AIM =
Output the material word for word. Leave each picture out.

** START TASK INPUTS **

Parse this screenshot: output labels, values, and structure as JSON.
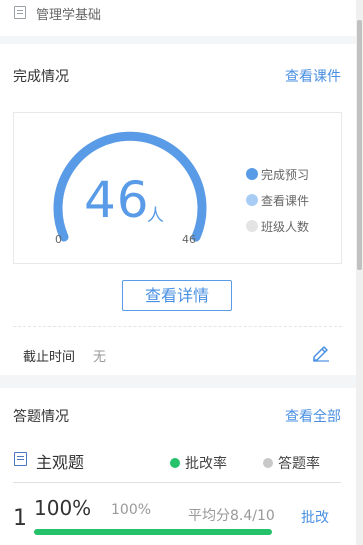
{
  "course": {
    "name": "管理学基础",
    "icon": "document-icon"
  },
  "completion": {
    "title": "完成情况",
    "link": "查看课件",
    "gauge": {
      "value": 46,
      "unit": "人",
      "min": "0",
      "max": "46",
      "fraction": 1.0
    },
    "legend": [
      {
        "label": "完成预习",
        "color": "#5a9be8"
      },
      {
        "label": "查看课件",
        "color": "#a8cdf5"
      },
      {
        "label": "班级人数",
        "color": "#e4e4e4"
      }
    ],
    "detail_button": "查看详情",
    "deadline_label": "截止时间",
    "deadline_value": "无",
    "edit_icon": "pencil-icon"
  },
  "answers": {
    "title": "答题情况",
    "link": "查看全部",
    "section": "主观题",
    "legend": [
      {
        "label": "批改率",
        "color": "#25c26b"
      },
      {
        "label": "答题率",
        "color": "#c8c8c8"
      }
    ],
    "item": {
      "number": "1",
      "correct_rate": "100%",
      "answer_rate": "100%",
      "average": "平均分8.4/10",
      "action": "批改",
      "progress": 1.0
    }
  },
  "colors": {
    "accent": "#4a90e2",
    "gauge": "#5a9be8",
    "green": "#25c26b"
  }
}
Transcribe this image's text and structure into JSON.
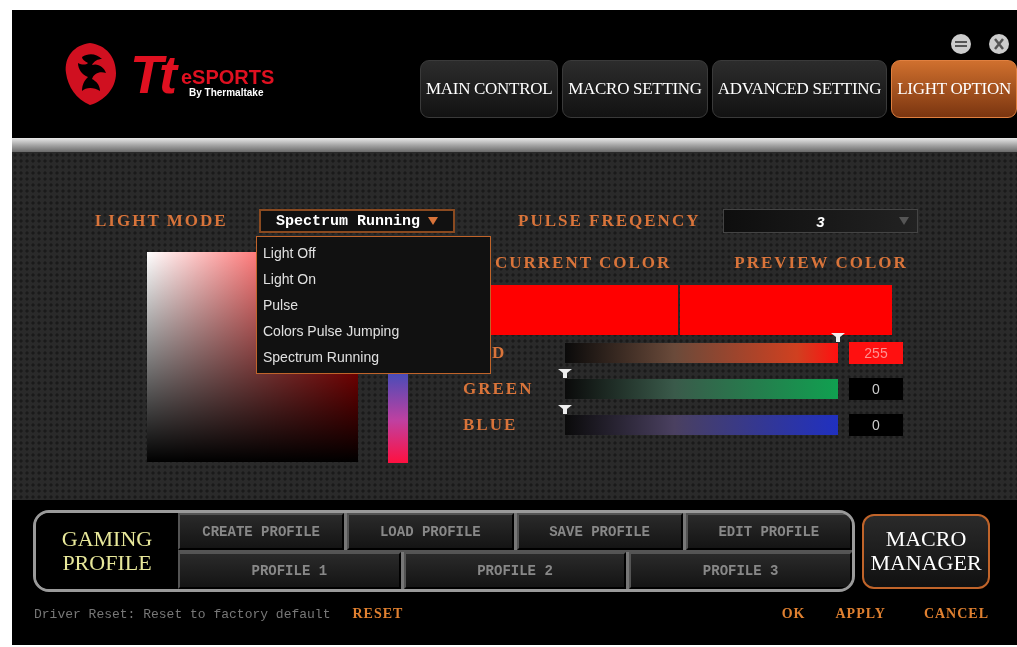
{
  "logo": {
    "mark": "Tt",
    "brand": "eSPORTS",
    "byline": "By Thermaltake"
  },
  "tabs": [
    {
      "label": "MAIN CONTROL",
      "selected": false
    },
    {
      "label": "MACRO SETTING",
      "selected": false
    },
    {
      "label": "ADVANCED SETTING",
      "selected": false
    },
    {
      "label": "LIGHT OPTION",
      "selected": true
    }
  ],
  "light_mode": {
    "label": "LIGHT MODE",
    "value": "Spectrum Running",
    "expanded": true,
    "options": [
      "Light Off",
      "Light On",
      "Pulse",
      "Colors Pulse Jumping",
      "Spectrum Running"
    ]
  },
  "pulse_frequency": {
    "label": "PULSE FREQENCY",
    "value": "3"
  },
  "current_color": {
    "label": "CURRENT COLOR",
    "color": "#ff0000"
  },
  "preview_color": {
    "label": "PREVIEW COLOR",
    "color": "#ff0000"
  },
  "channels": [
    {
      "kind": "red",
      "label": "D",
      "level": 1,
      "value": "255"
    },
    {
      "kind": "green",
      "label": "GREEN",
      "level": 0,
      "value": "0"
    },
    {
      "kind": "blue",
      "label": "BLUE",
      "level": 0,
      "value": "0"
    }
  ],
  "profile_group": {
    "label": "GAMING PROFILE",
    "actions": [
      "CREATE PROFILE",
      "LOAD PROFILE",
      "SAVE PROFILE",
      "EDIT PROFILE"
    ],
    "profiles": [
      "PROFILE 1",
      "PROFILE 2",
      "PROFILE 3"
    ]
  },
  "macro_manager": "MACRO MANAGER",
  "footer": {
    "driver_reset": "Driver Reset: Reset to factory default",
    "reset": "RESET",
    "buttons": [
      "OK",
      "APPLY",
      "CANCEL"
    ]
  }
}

** END TASK INPUTS **

WRITTEN SOLUTION =
Parse this screenshot: output labels, values, and structure as JSON.
{
  "course": {
    "name": "管理学基础",
    "icon": "document-icon"
  },
  "completion": {
    "title": "完成情况",
    "link": "查看课件",
    "gauge": {
      "value": 46,
      "unit": "人",
      "min": "0",
      "max": "46",
      "fraction": 1.0
    },
    "legend": [
      {
        "label": "完成预习",
        "color": "#5a9be8"
      },
      {
        "label": "查看课件",
        "color": "#a8cdf5"
      },
      {
        "label": "班级人数",
        "color": "#e4e4e4"
      }
    ],
    "detail_button": "查看详情",
    "deadline_label": "截止时间",
    "deadline_value": "无",
    "edit_icon": "pencil-icon"
  },
  "answers": {
    "title": "答题情况",
    "link": "查看全部",
    "section": "主观题",
    "legend": [
      {
        "label": "批改率",
        "color": "#25c26b"
      },
      {
        "label": "答题率",
        "color": "#c8c8c8"
      }
    ],
    "item": {
      "number": "1",
      "correct_rate": "100%",
      "answer_rate": "100%",
      "average": "平均分8.4/10",
      "action": "批改",
      "progress": 1.0
    }
  },
  "colors": {
    "accent": "#4a90e2",
    "gauge": "#5a9be8",
    "green": "#25c26b"
  }
}
Transcribe this image's text and structure into JSON.
{
  "logo": {
    "mark": "Tt",
    "brand": "eSPORTS",
    "byline": "By Thermaltake"
  },
  "tabs": [
    {
      "label": "MAIN CONTROL",
      "selected": false
    },
    {
      "label": "MACRO SETTING",
      "selected": false
    },
    {
      "label": "ADVANCED SETTING",
      "selected": false
    },
    {
      "label": "LIGHT OPTION",
      "selected": true
    }
  ],
  "light_mode": {
    "label": "LIGHT MODE",
    "value": "Spectrum Running",
    "expanded": true,
    "options": [
      "Light Off",
      "Light On",
      "Pulse",
      "Colors Pulse Jumping",
      "Spectrum Running"
    ]
  },
  "pulse_frequency": {
    "label": "PULSE FREQENCY",
    "value": "3"
  },
  "current_color": {
    "label": "CURRENT COLOR",
    "color": "#ff0000"
  },
  "preview_color": {
    "label": "PREVIEW COLOR",
    "color": "#ff0000"
  },
  "channels": [
    {
      "kind": "red",
      "label": "D",
      "level": 1,
      "value": "255"
    },
    {
      "kind": "green",
      "label": "GREEN",
      "level": 0,
      "value": "0"
    },
    {
      "kind": "blue",
      "label": "BLUE",
      "level": 0,
      "value": "0"
    }
  ],
  "profile_group": {
    "label": "GAMING PROFILE",
    "actions": [
      "CREATE PROFILE",
      "LOAD PROFILE",
      "SAVE PROFILE",
      "EDIT PROFILE"
    ],
    "profiles": [
      "PROFILE 1",
      "PROFILE 2",
      "PROFILE 3"
    ]
  },
  "macro_manager": "MACRO MANAGER",
  "footer": {
    "driver_reset": "Driver Reset: Reset to factory default",
    "reset": "RESET",
    "buttons": [
      "OK",
      "APPLY",
      "CANCEL"
    ]
  }
}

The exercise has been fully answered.